> PROMPT:
Check every line of the entries that follow, and copy the ones containing "title".

> LISTED ENTRIES:
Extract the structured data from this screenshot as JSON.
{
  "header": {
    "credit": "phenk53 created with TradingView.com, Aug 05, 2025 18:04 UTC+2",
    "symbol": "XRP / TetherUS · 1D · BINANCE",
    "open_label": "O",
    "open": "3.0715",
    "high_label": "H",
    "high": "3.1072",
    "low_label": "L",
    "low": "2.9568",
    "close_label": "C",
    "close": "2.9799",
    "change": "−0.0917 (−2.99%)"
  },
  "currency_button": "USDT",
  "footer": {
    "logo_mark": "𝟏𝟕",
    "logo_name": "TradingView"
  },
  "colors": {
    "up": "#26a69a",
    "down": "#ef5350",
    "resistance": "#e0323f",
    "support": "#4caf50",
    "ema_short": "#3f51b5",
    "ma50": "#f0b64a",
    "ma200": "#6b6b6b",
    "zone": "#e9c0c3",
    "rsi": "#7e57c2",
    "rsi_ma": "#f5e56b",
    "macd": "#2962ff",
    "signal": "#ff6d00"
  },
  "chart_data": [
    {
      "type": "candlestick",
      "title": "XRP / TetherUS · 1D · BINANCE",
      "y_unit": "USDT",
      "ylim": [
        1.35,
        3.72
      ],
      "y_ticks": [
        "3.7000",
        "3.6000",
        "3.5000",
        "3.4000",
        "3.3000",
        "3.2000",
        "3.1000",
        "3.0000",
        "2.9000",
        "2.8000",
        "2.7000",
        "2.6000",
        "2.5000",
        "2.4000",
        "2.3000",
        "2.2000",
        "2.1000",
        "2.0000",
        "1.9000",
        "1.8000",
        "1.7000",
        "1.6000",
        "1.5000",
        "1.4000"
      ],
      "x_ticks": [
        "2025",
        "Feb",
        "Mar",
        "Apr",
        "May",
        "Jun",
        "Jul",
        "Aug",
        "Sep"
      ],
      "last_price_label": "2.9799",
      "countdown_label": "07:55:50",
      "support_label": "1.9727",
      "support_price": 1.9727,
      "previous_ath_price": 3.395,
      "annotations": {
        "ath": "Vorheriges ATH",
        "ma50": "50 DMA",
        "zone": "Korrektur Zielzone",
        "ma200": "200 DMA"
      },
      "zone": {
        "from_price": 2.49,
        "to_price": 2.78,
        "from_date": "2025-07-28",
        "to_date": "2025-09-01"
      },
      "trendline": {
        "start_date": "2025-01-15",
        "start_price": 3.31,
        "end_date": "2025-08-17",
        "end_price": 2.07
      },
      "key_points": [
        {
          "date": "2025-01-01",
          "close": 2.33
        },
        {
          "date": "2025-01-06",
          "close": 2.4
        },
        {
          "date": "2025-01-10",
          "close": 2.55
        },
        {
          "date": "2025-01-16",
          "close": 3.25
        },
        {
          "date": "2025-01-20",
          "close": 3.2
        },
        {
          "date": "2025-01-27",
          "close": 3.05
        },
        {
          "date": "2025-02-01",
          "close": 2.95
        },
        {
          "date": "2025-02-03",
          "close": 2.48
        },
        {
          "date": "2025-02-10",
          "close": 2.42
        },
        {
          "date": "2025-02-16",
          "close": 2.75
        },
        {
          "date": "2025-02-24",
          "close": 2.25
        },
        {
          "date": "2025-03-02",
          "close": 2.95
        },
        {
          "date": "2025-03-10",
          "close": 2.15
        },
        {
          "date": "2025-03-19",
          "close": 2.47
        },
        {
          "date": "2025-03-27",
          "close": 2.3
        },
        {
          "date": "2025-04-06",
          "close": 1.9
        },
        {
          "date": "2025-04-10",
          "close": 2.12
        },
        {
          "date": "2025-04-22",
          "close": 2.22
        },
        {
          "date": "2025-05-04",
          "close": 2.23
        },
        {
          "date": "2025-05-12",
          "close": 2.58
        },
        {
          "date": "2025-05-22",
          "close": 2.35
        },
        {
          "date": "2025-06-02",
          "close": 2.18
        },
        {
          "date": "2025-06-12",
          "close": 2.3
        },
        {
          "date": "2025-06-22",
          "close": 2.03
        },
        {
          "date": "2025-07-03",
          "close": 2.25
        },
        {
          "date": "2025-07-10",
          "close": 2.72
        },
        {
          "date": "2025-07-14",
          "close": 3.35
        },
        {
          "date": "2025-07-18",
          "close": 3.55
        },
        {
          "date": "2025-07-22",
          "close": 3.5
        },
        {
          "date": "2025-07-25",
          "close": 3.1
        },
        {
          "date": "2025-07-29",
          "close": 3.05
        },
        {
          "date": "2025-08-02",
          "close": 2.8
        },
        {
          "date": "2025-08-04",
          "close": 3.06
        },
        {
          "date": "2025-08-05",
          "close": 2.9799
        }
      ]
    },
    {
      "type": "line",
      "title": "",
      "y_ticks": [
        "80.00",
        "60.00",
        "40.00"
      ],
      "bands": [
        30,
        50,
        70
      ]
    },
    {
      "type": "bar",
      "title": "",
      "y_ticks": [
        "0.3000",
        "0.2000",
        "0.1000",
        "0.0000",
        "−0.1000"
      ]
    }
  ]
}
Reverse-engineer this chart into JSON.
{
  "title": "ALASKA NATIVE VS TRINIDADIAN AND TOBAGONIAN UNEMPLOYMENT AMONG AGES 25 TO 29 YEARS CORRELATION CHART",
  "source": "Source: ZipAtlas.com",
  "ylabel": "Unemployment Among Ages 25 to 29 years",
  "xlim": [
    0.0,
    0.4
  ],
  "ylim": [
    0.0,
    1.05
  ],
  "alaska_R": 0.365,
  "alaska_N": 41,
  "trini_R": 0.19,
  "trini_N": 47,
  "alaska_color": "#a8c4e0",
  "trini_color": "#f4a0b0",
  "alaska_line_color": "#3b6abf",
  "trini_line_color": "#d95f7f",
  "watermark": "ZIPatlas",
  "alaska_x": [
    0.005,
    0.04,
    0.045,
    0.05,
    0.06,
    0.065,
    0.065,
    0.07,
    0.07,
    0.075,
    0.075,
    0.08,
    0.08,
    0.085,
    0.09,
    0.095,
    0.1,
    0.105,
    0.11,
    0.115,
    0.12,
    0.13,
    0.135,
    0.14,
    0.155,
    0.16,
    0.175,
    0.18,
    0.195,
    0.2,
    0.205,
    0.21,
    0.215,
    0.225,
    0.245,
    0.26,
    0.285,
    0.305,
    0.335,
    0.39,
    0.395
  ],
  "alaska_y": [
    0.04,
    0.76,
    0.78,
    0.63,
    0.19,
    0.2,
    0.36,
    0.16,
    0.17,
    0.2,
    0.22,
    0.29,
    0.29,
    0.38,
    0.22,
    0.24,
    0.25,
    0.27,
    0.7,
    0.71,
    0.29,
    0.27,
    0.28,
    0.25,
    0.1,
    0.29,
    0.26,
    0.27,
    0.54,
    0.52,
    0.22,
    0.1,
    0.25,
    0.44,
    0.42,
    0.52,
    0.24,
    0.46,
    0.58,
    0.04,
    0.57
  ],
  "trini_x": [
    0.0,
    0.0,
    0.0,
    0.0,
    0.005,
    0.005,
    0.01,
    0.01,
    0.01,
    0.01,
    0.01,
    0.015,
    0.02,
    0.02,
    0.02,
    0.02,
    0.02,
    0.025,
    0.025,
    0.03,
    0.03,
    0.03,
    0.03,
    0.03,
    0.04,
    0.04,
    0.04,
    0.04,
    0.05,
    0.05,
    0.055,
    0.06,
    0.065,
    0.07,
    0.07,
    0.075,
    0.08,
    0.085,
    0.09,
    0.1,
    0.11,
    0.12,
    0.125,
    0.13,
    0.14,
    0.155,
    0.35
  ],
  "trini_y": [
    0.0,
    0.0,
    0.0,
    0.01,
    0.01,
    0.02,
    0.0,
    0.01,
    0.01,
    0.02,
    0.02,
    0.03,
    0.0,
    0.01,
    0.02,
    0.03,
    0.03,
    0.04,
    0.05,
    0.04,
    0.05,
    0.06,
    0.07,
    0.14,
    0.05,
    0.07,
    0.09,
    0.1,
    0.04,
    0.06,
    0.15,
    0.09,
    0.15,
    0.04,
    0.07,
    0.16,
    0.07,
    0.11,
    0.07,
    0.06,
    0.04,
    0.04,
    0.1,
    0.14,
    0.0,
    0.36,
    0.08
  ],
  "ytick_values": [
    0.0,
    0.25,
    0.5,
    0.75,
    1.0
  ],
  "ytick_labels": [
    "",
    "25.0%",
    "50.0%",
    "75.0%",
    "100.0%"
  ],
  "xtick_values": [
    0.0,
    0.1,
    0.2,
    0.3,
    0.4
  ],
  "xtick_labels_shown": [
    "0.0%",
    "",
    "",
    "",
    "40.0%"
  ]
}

> ANSWER FOR THIS EXERCISE:
      "title": "XRP / TetherUS · 1D · BINANCE",
      "title": "",
      "title": "",
  "title": "ALASKA NATIVE VS TRINIDADIAN AND TOBAGONIAN UNEMPLOYMENT AMONG AGES 25 TO 29 YEARS CORRELATION CHART",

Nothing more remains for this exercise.